> _DATA EXCERPTS_:

▬▬▬▬▬▬▬▬▬▬

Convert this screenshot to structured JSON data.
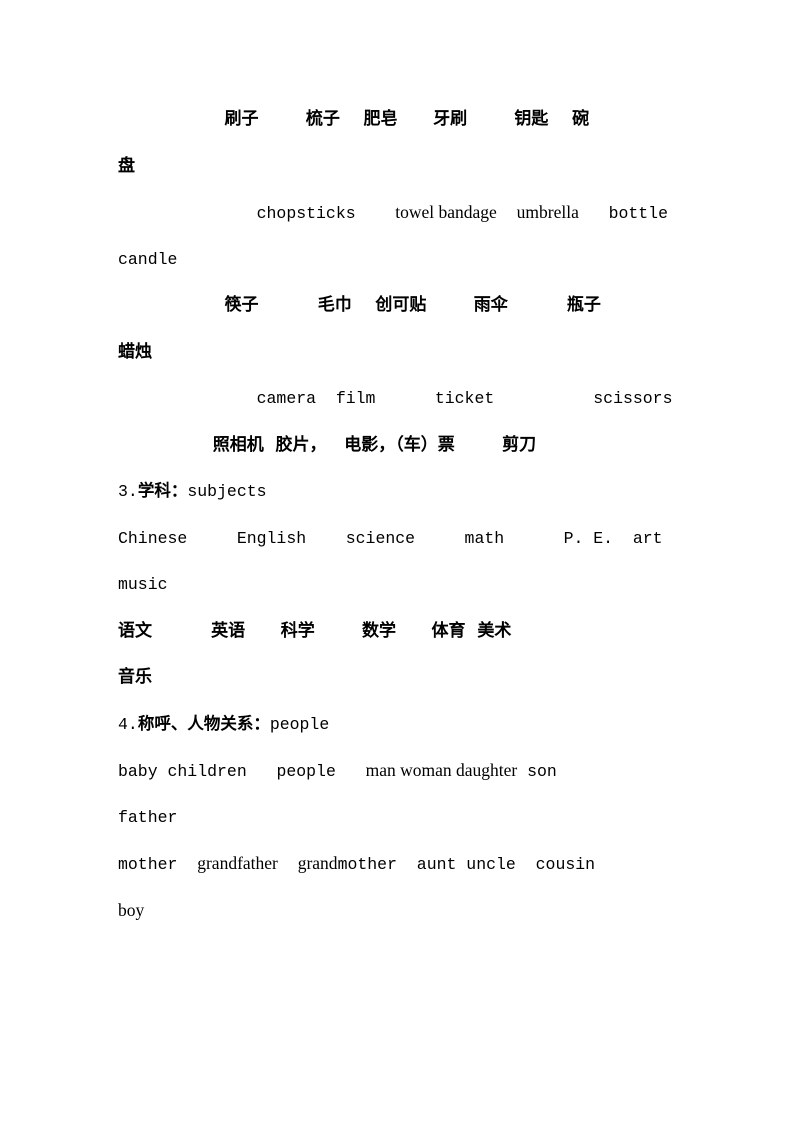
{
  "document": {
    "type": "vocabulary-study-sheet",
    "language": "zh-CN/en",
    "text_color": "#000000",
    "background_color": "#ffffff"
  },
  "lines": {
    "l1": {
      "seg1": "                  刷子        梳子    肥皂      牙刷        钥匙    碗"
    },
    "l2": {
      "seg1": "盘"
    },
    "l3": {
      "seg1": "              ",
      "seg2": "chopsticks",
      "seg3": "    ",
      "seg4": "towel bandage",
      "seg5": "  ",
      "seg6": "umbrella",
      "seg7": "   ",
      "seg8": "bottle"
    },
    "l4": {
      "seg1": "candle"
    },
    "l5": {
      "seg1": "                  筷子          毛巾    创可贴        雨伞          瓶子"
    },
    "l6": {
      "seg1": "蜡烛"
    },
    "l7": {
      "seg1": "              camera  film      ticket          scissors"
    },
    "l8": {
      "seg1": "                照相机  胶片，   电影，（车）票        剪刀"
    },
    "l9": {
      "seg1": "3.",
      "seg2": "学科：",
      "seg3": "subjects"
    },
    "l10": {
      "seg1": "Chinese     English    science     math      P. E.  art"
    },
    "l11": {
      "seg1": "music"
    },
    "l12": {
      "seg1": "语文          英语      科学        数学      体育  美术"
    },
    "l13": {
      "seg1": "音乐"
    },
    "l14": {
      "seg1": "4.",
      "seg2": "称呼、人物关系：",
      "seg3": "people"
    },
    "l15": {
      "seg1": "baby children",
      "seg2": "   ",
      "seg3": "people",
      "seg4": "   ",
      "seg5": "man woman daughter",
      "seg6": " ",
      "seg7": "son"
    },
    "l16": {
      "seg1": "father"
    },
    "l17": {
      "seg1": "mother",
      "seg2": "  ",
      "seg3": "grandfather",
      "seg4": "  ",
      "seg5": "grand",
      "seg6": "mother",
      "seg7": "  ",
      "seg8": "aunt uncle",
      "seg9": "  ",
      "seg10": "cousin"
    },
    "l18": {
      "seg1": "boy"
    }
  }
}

▬▬▬▬▬▬▬▬▬▬

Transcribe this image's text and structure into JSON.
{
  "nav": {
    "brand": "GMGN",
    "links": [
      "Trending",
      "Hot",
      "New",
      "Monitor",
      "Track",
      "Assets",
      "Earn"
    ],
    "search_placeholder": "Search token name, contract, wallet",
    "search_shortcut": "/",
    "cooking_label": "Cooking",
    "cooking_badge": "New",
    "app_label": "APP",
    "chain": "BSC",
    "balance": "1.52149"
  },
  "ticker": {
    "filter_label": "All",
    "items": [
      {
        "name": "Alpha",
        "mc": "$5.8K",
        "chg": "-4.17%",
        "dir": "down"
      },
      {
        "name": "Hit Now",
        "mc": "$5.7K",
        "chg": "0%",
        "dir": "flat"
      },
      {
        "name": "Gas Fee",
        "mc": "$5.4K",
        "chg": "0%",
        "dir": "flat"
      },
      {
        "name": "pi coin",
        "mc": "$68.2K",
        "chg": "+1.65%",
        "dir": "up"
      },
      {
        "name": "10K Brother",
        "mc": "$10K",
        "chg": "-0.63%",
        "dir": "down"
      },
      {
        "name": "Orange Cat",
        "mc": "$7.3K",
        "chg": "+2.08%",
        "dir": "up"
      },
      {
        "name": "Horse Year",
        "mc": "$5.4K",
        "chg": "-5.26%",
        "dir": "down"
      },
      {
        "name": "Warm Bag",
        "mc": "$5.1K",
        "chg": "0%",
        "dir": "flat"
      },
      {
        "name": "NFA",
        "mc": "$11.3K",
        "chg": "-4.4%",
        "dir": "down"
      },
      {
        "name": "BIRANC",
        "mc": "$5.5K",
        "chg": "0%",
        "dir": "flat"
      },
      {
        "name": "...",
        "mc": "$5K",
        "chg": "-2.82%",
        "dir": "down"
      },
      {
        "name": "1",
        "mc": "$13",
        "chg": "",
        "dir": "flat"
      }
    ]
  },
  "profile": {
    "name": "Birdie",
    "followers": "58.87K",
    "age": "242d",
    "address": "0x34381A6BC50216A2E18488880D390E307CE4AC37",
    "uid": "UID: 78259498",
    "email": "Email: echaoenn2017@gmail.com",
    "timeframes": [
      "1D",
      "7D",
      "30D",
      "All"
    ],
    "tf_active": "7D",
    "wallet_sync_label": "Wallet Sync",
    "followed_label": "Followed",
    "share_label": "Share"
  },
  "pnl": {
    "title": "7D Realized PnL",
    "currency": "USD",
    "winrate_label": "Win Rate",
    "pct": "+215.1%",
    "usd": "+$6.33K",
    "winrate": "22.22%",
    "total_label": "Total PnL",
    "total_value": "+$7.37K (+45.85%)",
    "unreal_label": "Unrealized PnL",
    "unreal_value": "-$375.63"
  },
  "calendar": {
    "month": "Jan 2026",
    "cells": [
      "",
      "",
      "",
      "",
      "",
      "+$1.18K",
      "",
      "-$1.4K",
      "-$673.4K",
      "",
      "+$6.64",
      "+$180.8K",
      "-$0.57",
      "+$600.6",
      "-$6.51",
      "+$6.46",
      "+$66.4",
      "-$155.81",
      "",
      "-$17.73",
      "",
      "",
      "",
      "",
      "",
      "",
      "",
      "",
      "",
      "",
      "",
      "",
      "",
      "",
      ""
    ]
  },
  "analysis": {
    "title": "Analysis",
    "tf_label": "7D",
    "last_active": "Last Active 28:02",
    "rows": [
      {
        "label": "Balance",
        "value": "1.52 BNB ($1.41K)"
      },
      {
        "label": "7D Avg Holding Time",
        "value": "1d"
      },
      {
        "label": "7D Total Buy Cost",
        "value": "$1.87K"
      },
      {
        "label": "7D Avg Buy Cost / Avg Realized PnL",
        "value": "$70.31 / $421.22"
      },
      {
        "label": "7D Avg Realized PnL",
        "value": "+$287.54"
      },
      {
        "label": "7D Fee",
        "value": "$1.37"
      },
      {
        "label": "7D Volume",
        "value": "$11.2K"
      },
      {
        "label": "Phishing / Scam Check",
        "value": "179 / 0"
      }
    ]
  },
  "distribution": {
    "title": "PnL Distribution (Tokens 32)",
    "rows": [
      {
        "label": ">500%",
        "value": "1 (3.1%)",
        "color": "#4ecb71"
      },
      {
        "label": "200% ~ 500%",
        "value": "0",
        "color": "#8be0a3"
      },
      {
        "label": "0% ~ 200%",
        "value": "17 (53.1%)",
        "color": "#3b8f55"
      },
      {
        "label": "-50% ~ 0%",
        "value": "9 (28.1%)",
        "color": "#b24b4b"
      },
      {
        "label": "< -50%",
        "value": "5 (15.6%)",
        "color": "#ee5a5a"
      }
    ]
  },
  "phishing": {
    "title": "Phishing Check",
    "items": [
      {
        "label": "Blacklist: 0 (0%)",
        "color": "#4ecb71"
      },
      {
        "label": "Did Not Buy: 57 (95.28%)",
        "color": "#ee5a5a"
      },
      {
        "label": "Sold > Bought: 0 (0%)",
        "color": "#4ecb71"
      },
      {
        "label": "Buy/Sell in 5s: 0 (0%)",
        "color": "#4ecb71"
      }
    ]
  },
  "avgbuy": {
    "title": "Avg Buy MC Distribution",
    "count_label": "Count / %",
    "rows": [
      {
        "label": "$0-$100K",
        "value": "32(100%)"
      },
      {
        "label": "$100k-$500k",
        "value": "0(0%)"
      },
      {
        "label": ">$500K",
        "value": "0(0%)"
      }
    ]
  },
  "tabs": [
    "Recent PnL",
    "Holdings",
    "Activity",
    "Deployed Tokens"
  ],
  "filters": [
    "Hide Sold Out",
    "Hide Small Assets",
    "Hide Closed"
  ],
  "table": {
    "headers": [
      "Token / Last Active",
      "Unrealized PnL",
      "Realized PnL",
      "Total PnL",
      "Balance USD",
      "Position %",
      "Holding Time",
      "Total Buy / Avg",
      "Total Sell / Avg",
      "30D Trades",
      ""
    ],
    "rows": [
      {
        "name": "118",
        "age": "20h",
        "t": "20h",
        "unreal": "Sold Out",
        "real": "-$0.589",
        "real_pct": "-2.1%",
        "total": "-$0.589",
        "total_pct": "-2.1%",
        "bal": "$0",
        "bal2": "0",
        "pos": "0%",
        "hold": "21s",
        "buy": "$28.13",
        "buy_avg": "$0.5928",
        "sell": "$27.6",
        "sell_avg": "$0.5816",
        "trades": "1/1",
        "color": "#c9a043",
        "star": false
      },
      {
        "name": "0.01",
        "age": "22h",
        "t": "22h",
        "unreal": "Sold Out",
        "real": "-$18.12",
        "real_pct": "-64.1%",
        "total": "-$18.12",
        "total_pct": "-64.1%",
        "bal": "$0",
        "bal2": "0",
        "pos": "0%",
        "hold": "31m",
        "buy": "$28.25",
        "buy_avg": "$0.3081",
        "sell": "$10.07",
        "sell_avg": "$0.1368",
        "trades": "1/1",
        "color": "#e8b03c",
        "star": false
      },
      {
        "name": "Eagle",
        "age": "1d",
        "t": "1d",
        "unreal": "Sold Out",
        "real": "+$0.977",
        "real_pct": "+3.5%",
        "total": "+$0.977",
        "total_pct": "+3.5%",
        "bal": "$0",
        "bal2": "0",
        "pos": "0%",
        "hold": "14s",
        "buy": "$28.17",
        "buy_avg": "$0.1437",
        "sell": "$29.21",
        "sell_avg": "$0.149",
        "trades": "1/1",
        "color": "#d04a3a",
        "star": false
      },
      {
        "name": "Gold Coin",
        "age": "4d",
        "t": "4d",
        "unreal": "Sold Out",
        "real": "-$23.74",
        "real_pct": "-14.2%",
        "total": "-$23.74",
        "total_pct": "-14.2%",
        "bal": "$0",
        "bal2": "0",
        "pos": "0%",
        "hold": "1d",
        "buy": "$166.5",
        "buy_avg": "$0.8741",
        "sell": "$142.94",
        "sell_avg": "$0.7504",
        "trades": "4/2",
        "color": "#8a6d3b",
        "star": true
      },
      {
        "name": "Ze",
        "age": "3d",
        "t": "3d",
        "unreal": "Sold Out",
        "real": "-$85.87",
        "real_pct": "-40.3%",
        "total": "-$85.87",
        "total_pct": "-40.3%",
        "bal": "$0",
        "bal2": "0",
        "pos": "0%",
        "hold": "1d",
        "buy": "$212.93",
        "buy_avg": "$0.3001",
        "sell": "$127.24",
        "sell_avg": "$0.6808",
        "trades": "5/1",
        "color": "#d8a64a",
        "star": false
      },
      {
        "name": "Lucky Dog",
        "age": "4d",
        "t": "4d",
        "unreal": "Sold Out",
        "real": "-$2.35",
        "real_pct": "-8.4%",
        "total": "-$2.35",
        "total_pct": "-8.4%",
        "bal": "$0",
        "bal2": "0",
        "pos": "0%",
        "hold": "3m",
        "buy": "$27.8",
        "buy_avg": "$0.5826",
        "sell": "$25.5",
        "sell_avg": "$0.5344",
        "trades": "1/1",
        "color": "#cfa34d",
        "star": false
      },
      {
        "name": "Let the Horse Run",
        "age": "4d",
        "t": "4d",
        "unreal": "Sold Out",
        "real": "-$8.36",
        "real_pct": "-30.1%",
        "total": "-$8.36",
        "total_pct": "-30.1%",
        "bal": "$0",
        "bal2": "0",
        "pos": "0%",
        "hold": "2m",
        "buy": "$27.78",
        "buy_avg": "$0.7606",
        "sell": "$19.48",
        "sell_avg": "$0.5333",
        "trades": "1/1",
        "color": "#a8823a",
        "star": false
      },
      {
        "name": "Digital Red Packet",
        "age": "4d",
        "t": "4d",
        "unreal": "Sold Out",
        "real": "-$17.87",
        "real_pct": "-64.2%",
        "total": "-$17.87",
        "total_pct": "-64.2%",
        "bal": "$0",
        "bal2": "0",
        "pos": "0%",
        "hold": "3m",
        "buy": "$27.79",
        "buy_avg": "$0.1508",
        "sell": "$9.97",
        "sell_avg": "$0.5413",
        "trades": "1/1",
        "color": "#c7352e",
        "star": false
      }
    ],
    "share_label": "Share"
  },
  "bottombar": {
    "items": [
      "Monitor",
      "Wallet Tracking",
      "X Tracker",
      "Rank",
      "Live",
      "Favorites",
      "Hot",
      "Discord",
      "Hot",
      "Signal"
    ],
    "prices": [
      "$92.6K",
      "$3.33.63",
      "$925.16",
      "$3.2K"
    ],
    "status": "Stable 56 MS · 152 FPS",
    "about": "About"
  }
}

▬▬▬▬▬▬▬▬▬▬

Sift the material for lines with the string "this". Copy each one found.

Convert this screenshot to structured JSON data.
Transcribe this image's text and structure into JSON.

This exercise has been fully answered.